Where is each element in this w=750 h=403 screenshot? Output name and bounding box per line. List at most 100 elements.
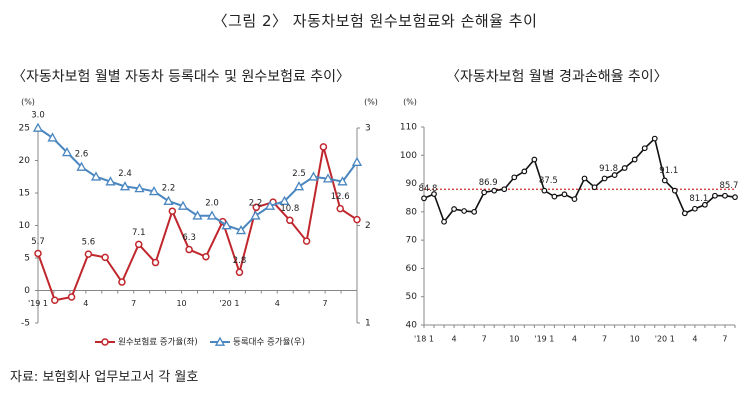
premium-data-label: 2.8 <box>233 256 247 266</box>
registration-growth-point <box>134 183 145 193</box>
loss-y-tick-label: 100 <box>400 151 417 161</box>
registration-growth-point <box>177 200 189 210</box>
loss-ratio-point <box>681 210 688 217</box>
loss-ratio-data-label: 86.9 <box>479 178 498 188</box>
left-unit-label: (%) <box>21 98 35 107</box>
premium-growth-point <box>185 245 193 254</box>
loss-ratio-point <box>521 168 528 175</box>
loss-ratio-point <box>531 156 538 163</box>
left-y-tick-label: -5 <box>21 319 30 329</box>
premium-data-label: 10.8 <box>280 204 299 214</box>
right-y-tick-label: 3 <box>365 124 371 134</box>
loss-ratio-point <box>451 206 457 212</box>
loss-x-tick-label: 10 <box>509 335 519 344</box>
registration-growth-point <box>192 210 203 220</box>
loss-ratio-point <box>691 205 698 212</box>
loss-y-tick-label: 50 <box>406 292 418 302</box>
loss-x-tick-label: 7 <box>602 335 607 344</box>
registration-growth-point <box>105 176 116 186</box>
loss-ratio-point <box>732 194 738 201</box>
registration-growth-point <box>47 132 58 142</box>
legend-premium-marker <box>101 338 109 346</box>
loss-y-tick-label: 80 <box>406 207 418 217</box>
loss-y-tick-label: 110 <box>400 123 417 133</box>
registration-growth-point <box>90 171 102 181</box>
loss-ratio-point <box>722 192 728 199</box>
loss-y-tick-label: 90 <box>406 179 418 189</box>
x-tick-label: 7 <box>323 299 328 308</box>
registration-growth-point <box>148 186 160 196</box>
registration-growth-point <box>76 161 87 171</box>
premium-growth-point <box>168 207 177 215</box>
premium-data-label: 5.7 <box>31 237 45 247</box>
registration-growth-point <box>61 147 73 157</box>
premium-data-label: 12.6 <box>331 192 350 202</box>
premium-growth-point <box>34 249 42 258</box>
loss-x-tick-label: '19 1 <box>534 335 554 344</box>
registration-growth-point <box>206 210 218 220</box>
premium-growth-point <box>101 253 109 262</box>
x-tick-label: 7 <box>131 299 136 308</box>
loss-x-tick-label: 4 <box>692 335 697 344</box>
left-chart-title: 〈자동차보험 월별 자동차 등록대수 및 원수보험료 추이〉 <box>12 69 351 85</box>
left-y-tick-label: 20 <box>19 156 31 166</box>
premium-data-label: 7.1 <box>132 228 146 238</box>
premium-growth-point <box>302 237 311 245</box>
loss-ratio-point <box>541 187 548 194</box>
loss-x-tick-label: 7 <box>482 335 487 344</box>
right-chart-title: 〈자동차보험 월별 경과손해율 추이〉 <box>446 69 668 85</box>
left-y-tick-label: 25 <box>19 124 30 134</box>
loss-ratio-point <box>712 192 718 199</box>
loss-ratio-data-label: 85.7 <box>719 181 738 191</box>
loss-y-tick-label: 40 <box>406 321 418 331</box>
registration-data-label: 2.2 <box>162 184 176 194</box>
registration-growth-point <box>119 181 131 191</box>
premium-growth-point <box>286 216 294 225</box>
loss-ratio-data-label: 84.8 <box>419 184 438 194</box>
loss-ratio-point <box>561 191 568 198</box>
right-unit-label: (%) <box>364 98 378 107</box>
loss-ratio-line <box>423 137 736 224</box>
left-y-tick-label: 15 <box>19 189 30 199</box>
premium-growth-point <box>118 278 126 286</box>
loss-ratio-point <box>651 135 658 142</box>
x-tick-label: 4 <box>83 299 88 308</box>
x-tick-label: 4 <box>275 299 280 308</box>
loss-ratio-data-label: 81.1 <box>689 194 708 204</box>
x-tick-label: 10 <box>176 299 186 308</box>
loss-x-tick-label: 4 <box>572 335 577 344</box>
loss-ratio-point <box>601 175 608 182</box>
left-y-tick-label: 0 <box>24 286 30 296</box>
premium-growth-point <box>353 215 361 224</box>
loss-ratio-point <box>491 187 498 194</box>
registration-growth-point <box>337 176 348 186</box>
premium-growth-point <box>134 240 143 249</box>
loss-ratio-data-label: 87.5 <box>539 176 558 186</box>
figure-title: 〈그림 2〉 자동차보험 원수보험료와 손해율 추이 <box>212 12 538 30</box>
registration-data-label: 3.0 <box>31 111 45 121</box>
loss-y-tick-label: 60 <box>406 264 418 274</box>
loss-y-tick-label: 70 <box>406 236 418 246</box>
loss-ratio-point <box>471 208 478 215</box>
left-y-tick-label: 10 <box>19 221 31 231</box>
premium-growth-point <box>67 293 76 301</box>
registration-growth-point <box>293 181 305 191</box>
loss-ratio-point <box>611 172 618 178</box>
x-tick-label: '20 1 <box>219 299 239 308</box>
registration-data-label: 2.5 <box>292 169 306 179</box>
left-y-tick-label: 5 <box>24 254 30 264</box>
loss-ratio-point <box>591 184 598 191</box>
loss-ratio-point <box>501 186 508 193</box>
registration-data-label: 2.4 <box>118 169 132 179</box>
loss-ratio-point <box>621 165 628 171</box>
loss-ratio-point <box>571 196 578 203</box>
premium-growth-point <box>84 250 93 258</box>
premium-growth-point <box>252 203 261 212</box>
premium-data-label: 5.6 <box>82 238 96 248</box>
loss-ratio-point <box>511 174 518 181</box>
premium-growth-point <box>319 143 328 151</box>
registration-growth-point <box>264 200 276 210</box>
loss-ratio-point <box>631 156 638 163</box>
registration-growth-point <box>250 210 261 220</box>
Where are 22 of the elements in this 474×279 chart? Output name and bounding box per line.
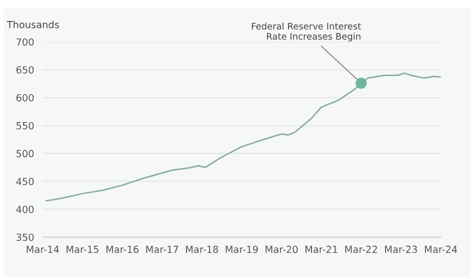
y-tick-label: 400 <box>16 206 34 214</box>
y-tick-label: 600 <box>16 94 34 102</box>
y-axis-title: Thousands <box>6 20 59 28</box>
x-tick-label: Mar-15 <box>66 246 98 254</box>
x-tick-label: Mar-18 <box>186 246 218 254</box>
x-tick-label: Mar-14 <box>26 246 59 254</box>
annotation: Federal Reserve Interest Rate Increases Begin <box>252 22 361 42</box>
x-tick-label: Mar-21 <box>306 246 338 254</box>
x-tick-label: Mar-16 <box>106 246 139 254</box>
x-tick-label: Mar-23 <box>385 246 417 254</box>
x-tick-label: Mar-19 <box>226 246 258 254</box>
y-tick-label: 550 <box>16 122 34 130</box>
y-tick-label: 350 <box>16 234 34 241</box>
y-tick-label: 450 <box>16 178 34 186</box>
x-tick-label: Mar-17 <box>146 246 178 254</box>
x-tick-label: Mar-24 <box>424 246 458 254</box>
x-tick-label: Mar-22 <box>345 246 377 254</box>
y-tick-label: 500 <box>16 150 34 158</box>
line-series <box>45 72 441 202</box>
y-tick-label: 650 <box>16 66 34 74</box>
x-tick-label: Mar-20 <box>266 246 298 254</box>
y-tick-label: 700 <box>16 38 34 46</box>
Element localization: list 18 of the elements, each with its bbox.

---*---

Request
Reproduce all of the rows above verbatim, omitting the pictures.

Reply to the exercise
Where is each element in this w=750 h=403 screenshot? Output name and bounding box per line. List at most 100 elements.
premium-data-label: 2.8 <box>233 256 247 266</box>
registration-growth-point <box>134 183 145 193</box>
loss-y-tick-label: 100 <box>400 151 417 161</box>
registration-growth-point <box>177 200 189 210</box>
loss-ratio-point <box>681 210 688 217</box>
loss-ratio-data-label: 86.9 <box>479 178 498 188</box>
left-unit-label: (%) <box>21 98 35 107</box>
premium-growth-point <box>185 245 193 254</box>
loss-ratio-point <box>521 168 528 175</box>
loss-ratio-point <box>531 156 538 163</box>
left-y-tick-label: -5 <box>21 319 30 329</box>
premium-data-label: 10.8 <box>280 204 299 214</box>
right-y-tick-label: 3 <box>365 124 371 134</box>
loss-ratio-point <box>451 206 457 212</box>
loss-x-tick-label: 10 <box>509 335 519 344</box>
registration-growth-point <box>192 210 203 220</box>
loss-ratio-point <box>691 205 698 212</box>
loss-y-tick-label: 50 <box>406 292 418 302</box>
loss-x-tick-label: 7 <box>602 335 607 344</box>
registration-growth-point <box>105 176 116 186</box>
loss-ratio-point <box>732 194 738 201</box>
registration-growth-point <box>47 132 58 142</box>
legend-premium-marker <box>101 338 109 346</box>
loss-y-tick-label: 80 <box>406 207 418 217</box>
loss-y-tick-label: 110 <box>400 123 417 133</box>
registration-growth-point <box>90 171 102 181</box>
loss-ratio-point <box>722 192 728 199</box>
loss-y-tick-label: 90 <box>406 179 418 189</box>
x-tick-label: 7 <box>323 299 328 308</box>
registration-growth-point <box>148 186 160 196</box>
registration-growth-point <box>76 161 87 171</box>
premium-growth-point <box>168 207 177 215</box>
premium-data-label: 5.7 <box>31 237 45 247</box>
registration-growth-point <box>61 147 73 157</box>
premium-data-label: 12.6 <box>331 192 350 202</box>
premium-growth-point <box>34 249 42 258</box>
loss-x-tick-label: '19 1 <box>534 335 554 344</box>
registration-growth-point <box>206 210 218 220</box>
premium-growth-point <box>101 253 109 262</box>
x-tick-label: 7 <box>131 299 136 308</box>
loss-x-tick-label: 4 <box>692 335 697 344</box>
left-chart-title: 〈자동차보험 월별 자동차 등록대수 및 원수보험료 추이〉 <box>12 69 351 85</box>
left-y-tick-label: 20 <box>19 156 31 166</box>
premium-data-label: 7.1 <box>132 228 146 238</box>
premium-growth-point <box>302 237 311 245</box>
loss-ratio-point <box>541 187 548 194</box>
loss-x-tick-label: 7 <box>482 335 487 344</box>
right-chart-title: 〈자동차보험 월별 경과손해율 추이〉 <box>446 69 668 85</box>
left-y-tick-label: 25 <box>19 124 30 134</box>
loss-ratio-point <box>712 192 718 199</box>
loss-ratio-data-label: 85.7 <box>719 181 738 191</box>
loss-y-tick-label: 40 <box>406 321 418 331</box>
registration-data-label: 2.2 <box>162 184 176 194</box>
registration-growth-point <box>119 181 131 191</box>
premium-growth-point <box>286 216 294 225</box>
loss-ratio-data-label: 84.8 <box>419 184 438 194</box>
loss-ratio-point <box>561 191 568 198</box>
right-unit-label: (%) <box>364 98 378 107</box>
loss-ratio-line <box>423 137 736 224</box>
left-y-tick-label: 15 <box>19 189 30 199</box>
premium-growth-point <box>118 278 126 286</box>
loss-ratio-point <box>651 135 658 142</box>
x-tick-label: 4 <box>83 299 88 308</box>
x-tick-label: 4 <box>275 299 280 308</box>
loss-ratio-data-label: 81.1 <box>689 194 708 204</box>
x-tick-label: 10 <box>176 299 186 308</box>
loss-x-tick-label: 4 <box>572 335 577 344</box>
loss-ratio-point <box>601 175 608 182</box>
left-y-tick-label: 0 <box>24 286 30 296</box>
premium-growth-point <box>353 215 361 224</box>
loss-ratio-point <box>491 187 498 194</box>
registration-growth-point <box>337 176 348 186</box>
premium-growth-point <box>134 240 143 249</box>
loss-ratio-data-label: 87.5 <box>539 176 558 186</box>
figure-title: 〈그림 2〉 자동차보험 원수보험료와 손해율 추이 <box>212 12 538 30</box>
registration-data-label: 3.0 <box>31 111 45 121</box>
loss-y-tick-label: 60 <box>406 264 418 274</box>
loss-y-tick-label: 70 <box>406 236 418 246</box>
loss-ratio-point <box>471 208 478 215</box>
left-y-tick-label: 10 <box>19 221 31 231</box>
premium-growth-point <box>67 293 76 301</box>
registration-growth-point <box>293 181 305 191</box>
loss-ratio-point <box>611 172 618 178</box>
x-tick-label: '20 1 <box>219 299 239 308</box>
registration-data-label: 2.5 <box>292 169 306 179</box>
left-y-tick-label: 5 <box>24 254 30 264</box>
loss-ratio-point <box>591 184 598 191</box>
loss-ratio-point <box>501 186 508 193</box>
registration-data-label: 2.4 <box>118 169 132 179</box>
loss-ratio-point <box>621 165 628 171</box>
loss-ratio-point <box>571 196 578 203</box>
premium-growth-point <box>84 250 93 258</box>
premium-growth-point <box>252 203 261 212</box>
premium-data-label: 5.6 <box>82 238 96 248</box>
loss-ratio-point <box>511 174 518 181</box>
premium-growth-point <box>319 143 328 151</box>
registration-growth-point <box>264 200 276 210</box>
loss-ratio-point <box>631 156 638 163</box>
registration-growth-point <box>250 210 261 220</box>
Where are 22 of the elements in this 474×279 chart? Output name and bounding box per line.
y-tick-label: 400 <box>16 206 34 214</box>
y-tick-label: 600 <box>16 94 34 102</box>
y-axis-title: Thousands <box>6 20 59 28</box>
x-tick-label: Mar-15 <box>66 246 98 254</box>
x-tick-label: Mar-18 <box>186 246 218 254</box>
x-tick-label: Mar-14 <box>26 246 59 254</box>
annotation: Federal Reserve Interest Rate Increases Begin <box>252 22 361 42</box>
x-tick-label: Mar-21 <box>306 246 338 254</box>
x-tick-label: Mar-16 <box>106 246 139 254</box>
x-tick-label: Mar-23 <box>385 246 417 254</box>
x-tick-label: Mar-19 <box>226 246 258 254</box>
y-tick-label: 550 <box>16 122 34 130</box>
y-tick-label: 350 <box>16 234 34 241</box>
y-tick-label: 450 <box>16 178 34 186</box>
x-tick-label: Mar-17 <box>146 246 178 254</box>
x-tick-label: Mar-24 <box>424 246 458 254</box>
x-tick-label: Mar-22 <box>345 246 377 254</box>
y-tick-label: 500 <box>16 150 34 158</box>
line-series <box>45 72 441 202</box>
y-tick-label: 650 <box>16 66 34 74</box>
x-tick-label: Mar-20 <box>266 246 298 254</box>
y-tick-label: 700 <box>16 38 34 46</box>
Element localization: list 18 of the elements, each with its bbox.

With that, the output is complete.